Work required: Exactly reproduce each line of the listing that follows.

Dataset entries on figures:
● ● ● ●

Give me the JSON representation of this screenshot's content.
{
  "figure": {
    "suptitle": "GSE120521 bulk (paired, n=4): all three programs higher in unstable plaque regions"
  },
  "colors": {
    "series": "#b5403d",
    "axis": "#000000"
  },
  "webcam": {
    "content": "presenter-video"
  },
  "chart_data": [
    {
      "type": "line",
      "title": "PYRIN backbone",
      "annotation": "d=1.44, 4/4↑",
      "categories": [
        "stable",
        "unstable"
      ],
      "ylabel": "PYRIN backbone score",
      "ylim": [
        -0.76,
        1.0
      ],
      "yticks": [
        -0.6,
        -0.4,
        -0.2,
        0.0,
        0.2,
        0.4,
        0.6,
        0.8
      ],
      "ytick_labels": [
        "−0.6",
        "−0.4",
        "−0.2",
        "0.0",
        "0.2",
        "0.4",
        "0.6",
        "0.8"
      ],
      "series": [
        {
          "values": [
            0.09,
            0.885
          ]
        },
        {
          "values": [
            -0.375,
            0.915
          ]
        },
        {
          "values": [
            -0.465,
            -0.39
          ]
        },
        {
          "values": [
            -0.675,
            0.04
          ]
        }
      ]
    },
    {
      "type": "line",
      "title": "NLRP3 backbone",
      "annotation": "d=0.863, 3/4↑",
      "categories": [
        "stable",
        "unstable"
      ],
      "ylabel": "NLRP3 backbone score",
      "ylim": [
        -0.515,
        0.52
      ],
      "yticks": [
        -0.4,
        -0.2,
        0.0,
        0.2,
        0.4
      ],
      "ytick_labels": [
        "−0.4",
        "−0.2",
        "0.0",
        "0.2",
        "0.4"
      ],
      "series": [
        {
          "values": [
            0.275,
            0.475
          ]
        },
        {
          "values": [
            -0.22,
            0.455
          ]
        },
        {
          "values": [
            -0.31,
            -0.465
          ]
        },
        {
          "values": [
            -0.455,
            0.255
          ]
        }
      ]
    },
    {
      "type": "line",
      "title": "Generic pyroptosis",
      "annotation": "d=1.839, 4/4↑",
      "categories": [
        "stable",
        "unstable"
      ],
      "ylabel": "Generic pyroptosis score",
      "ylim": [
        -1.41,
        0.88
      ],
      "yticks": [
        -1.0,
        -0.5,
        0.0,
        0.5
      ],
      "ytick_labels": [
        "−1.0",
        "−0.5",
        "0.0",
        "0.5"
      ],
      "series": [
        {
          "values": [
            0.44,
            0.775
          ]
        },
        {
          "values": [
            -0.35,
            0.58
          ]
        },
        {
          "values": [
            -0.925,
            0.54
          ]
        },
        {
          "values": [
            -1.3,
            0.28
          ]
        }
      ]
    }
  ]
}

● ● ● ●

Finished answer:
Give me the JSON representation of this screenshot's content.
{
  "figure": {
    "suptitle": "GSE120521 bulk (paired, n=4): all three programs higher in unstable plaque regions"
  },
  "colors": {
    "series": "#b5403d",
    "axis": "#000000"
  },
  "webcam": {
    "content": "presenter-video"
  },
  "chart_data": [
    {
      "type": "line",
      "title": "PYRIN backbone",
      "annotation": "d=1.44, 4/4↑",
      "categories": [
        "stable",
        "unstable"
      ],
      "ylabel": "PYRIN backbone score",
      "ylim": [
        -0.76,
        1.0
      ],
      "yticks": [
        -0.6,
        -0.4,
        -0.2,
        0.0,
        0.2,
        0.4,
        0.6,
        0.8
      ],
      "ytick_labels": [
        "−0.6",
        "−0.4",
        "−0.2",
        "0.0",
        "0.2",
        "0.4",
        "0.6",
        "0.8"
      ],
      "series": [
        {
          "values": [
            0.09,
            0.885
          ]
        },
        {
          "values": [
            -0.375,
            0.915
          ]
        },
        {
          "values": [
            -0.465,
            -0.39
          ]
        },
        {
          "values": [
            -0.675,
            0.04
          ]
        }
      ]
    },
    {
      "type": "line",
      "title": "NLRP3 backbone",
      "annotation": "d=0.863, 3/4↑",
      "categories": [
        "stable",
        "unstable"
      ],
      "ylabel": "NLRP3 backbone score",
      "ylim": [
        -0.515,
        0.52
      ],
      "yticks": [
        -0.4,
        -0.2,
        0.0,
        0.2,
        0.4
      ],
      "ytick_labels": [
        "−0.4",
        "−0.2",
        "0.0",
        "0.2",
        "0.4"
      ],
      "series": [
        {
          "values": [
            0.275,
            0.475
          ]
        },
        {
          "values": [
            -0.22,
            0.455
          ]
        },
        {
          "values": [
            -0.31,
            -0.465
          ]
        },
        {
          "values": [
            -0.455,
            0.255
          ]
        }
      ]
    },
    {
      "type": "line",
      "title": "Generic pyroptosis",
      "annotation": "d=1.839, 4/4↑",
      "categories": [
        "stable",
        "unstable"
      ],
      "ylabel": "Generic pyroptosis score",
      "ylim": [
        -1.41,
        0.88
      ],
      "yticks": [
        -1.0,
        -0.5,
        0.0,
        0.5
      ],
      "ytick_labels": [
        "−1.0",
        "−0.5",
        "0.0",
        "0.5"
      ],
      "series": [
        {
          "values": [
            0.44,
            0.775
          ]
        },
        {
          "values": [
            -0.35,
            0.58
          ]
        },
        {
          "values": [
            -0.925,
            0.54
          ]
        },
        {
          "values": [
            -1.3,
            0.28
          ]
        }
      ]
    }
  ]
}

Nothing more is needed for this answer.